-- Given request --
Copy the data word for word, from its first line down to and including the line that contains "- contour-label: 152: [513, 67, 534, 78]".

===

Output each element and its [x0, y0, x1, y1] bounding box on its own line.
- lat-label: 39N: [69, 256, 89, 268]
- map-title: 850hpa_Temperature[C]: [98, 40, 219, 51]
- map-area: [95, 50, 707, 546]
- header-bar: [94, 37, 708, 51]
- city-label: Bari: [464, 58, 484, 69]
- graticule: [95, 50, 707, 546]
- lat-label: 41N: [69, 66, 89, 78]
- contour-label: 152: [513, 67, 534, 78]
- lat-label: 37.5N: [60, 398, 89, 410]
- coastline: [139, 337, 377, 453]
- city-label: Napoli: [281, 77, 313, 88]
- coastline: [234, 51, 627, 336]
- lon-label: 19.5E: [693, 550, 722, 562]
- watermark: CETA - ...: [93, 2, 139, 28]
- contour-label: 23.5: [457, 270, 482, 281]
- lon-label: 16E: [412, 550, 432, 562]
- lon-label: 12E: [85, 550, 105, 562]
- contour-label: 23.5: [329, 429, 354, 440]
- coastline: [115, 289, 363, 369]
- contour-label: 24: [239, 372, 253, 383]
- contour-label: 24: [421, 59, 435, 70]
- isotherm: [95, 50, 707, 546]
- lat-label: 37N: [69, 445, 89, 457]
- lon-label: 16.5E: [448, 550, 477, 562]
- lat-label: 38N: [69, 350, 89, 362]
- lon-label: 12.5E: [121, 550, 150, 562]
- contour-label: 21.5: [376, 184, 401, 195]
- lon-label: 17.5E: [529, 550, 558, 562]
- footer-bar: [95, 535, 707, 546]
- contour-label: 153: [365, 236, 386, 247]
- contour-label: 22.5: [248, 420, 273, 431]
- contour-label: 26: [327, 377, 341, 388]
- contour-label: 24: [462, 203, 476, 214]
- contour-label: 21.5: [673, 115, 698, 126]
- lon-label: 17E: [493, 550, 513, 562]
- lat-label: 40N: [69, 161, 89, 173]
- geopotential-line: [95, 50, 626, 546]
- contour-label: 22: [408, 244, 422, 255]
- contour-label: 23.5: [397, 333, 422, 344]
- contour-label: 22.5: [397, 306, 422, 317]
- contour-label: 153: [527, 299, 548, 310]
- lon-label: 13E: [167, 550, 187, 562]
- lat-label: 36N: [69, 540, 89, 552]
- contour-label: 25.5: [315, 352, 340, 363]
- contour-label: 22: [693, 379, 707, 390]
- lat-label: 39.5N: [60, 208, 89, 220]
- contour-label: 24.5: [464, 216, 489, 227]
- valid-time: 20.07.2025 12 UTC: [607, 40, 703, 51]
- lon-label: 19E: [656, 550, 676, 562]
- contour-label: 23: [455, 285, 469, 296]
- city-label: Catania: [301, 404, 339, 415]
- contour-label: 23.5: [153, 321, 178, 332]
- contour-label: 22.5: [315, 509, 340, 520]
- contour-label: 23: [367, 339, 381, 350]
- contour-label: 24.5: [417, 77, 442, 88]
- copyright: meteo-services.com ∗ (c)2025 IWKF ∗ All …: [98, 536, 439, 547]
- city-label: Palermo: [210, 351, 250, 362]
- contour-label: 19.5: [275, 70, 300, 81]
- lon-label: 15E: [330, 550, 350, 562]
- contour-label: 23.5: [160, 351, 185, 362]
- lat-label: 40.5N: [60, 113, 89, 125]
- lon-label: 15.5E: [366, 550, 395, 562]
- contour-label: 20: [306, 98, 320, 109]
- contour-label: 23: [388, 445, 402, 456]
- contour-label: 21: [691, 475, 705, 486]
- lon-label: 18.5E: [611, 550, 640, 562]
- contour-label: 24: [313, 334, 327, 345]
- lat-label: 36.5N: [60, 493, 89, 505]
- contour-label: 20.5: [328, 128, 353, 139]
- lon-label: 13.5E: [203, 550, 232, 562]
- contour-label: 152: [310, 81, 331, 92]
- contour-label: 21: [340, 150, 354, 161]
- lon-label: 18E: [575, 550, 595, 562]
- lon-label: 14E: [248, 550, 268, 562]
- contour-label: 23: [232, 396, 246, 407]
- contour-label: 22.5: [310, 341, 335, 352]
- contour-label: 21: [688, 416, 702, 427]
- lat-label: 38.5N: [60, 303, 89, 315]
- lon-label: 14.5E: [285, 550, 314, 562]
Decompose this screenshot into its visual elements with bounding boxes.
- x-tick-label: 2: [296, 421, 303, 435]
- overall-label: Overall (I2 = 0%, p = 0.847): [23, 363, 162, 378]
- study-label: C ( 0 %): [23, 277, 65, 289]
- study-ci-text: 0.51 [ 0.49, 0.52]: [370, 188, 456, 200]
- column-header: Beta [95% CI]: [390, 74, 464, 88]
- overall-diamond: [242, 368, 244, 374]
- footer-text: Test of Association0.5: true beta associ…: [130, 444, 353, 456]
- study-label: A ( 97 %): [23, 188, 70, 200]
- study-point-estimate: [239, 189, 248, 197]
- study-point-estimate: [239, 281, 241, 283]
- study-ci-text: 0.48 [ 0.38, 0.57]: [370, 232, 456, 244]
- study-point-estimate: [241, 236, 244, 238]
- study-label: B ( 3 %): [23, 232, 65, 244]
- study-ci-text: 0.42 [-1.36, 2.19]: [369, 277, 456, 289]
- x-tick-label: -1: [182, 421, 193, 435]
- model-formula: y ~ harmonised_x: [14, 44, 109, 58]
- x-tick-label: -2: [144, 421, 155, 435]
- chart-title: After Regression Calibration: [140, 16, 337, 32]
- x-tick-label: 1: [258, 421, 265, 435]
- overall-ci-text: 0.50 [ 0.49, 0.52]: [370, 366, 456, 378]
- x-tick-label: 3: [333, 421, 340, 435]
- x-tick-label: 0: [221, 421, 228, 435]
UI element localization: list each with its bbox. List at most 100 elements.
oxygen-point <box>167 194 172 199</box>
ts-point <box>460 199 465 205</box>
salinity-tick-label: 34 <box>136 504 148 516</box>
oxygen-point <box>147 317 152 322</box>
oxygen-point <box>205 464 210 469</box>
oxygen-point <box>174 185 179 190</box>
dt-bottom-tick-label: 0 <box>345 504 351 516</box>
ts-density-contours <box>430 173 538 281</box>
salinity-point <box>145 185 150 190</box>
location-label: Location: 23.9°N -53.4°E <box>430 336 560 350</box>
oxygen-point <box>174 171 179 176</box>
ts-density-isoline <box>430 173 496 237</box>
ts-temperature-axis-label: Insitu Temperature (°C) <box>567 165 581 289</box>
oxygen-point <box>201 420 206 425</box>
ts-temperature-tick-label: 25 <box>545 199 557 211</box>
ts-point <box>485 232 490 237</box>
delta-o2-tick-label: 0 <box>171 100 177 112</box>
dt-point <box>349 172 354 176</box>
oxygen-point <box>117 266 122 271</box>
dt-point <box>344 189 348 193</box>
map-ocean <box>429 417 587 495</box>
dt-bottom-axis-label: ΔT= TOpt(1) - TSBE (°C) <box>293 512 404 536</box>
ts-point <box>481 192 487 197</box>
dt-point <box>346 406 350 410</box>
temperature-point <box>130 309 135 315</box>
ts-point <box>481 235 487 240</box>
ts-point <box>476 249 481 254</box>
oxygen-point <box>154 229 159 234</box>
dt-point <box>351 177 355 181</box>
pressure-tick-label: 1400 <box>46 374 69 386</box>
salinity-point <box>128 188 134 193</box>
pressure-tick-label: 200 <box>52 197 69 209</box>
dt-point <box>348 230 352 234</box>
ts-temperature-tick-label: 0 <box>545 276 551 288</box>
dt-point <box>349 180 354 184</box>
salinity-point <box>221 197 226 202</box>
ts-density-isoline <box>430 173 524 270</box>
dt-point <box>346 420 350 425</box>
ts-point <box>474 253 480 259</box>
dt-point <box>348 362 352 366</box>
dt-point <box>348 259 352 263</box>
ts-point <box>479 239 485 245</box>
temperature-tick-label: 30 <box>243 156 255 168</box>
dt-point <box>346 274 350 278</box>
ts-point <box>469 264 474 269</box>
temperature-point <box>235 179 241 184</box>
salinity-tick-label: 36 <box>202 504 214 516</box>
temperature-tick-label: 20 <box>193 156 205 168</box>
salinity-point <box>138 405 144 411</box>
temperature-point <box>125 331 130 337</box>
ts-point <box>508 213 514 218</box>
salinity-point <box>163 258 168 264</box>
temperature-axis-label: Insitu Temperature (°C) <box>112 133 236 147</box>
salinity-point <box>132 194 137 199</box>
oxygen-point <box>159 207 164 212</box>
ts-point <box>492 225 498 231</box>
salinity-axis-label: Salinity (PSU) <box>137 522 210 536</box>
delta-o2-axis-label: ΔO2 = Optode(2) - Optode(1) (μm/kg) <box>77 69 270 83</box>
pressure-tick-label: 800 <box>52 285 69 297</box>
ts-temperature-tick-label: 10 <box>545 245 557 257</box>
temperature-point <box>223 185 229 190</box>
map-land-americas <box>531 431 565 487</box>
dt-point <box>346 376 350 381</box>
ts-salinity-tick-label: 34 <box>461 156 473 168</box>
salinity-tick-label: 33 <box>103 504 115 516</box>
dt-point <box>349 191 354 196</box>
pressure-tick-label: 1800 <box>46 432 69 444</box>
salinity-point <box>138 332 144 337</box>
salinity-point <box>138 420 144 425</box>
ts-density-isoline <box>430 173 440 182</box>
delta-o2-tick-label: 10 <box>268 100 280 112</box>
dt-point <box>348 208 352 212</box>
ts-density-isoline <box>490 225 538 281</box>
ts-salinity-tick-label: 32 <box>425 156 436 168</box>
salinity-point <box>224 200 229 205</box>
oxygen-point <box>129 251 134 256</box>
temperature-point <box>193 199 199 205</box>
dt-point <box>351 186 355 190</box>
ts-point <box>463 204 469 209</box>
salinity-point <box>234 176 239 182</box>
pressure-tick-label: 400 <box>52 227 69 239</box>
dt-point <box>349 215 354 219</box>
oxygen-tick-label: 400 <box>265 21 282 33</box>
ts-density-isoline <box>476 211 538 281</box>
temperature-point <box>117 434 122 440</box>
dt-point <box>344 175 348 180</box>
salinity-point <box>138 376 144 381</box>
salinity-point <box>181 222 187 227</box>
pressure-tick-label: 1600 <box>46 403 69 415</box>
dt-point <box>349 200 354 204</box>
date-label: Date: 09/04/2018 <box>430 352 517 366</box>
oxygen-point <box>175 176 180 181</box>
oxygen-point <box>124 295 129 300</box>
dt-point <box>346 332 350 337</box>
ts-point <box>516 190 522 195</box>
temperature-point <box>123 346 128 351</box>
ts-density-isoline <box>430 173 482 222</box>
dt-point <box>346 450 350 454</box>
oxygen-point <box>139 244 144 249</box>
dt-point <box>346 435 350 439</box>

===

-- Final result --
Output each element and its [x0, y0, x1, y1] bounding box on its own line.
- lat-label: 39N: [69, 256, 89, 268]
- map-title: 850hpa_Temperature[C]: [98, 40, 219, 51]
- map-area: [95, 50, 707, 546]
- header-bar: [94, 37, 708, 51]
- city-label: Bari: [464, 58, 484, 69]
- graticule: [95, 50, 707, 546]
- lat-label: 41N: [69, 66, 89, 78]
- contour-label: 152: [513, 67, 534, 78]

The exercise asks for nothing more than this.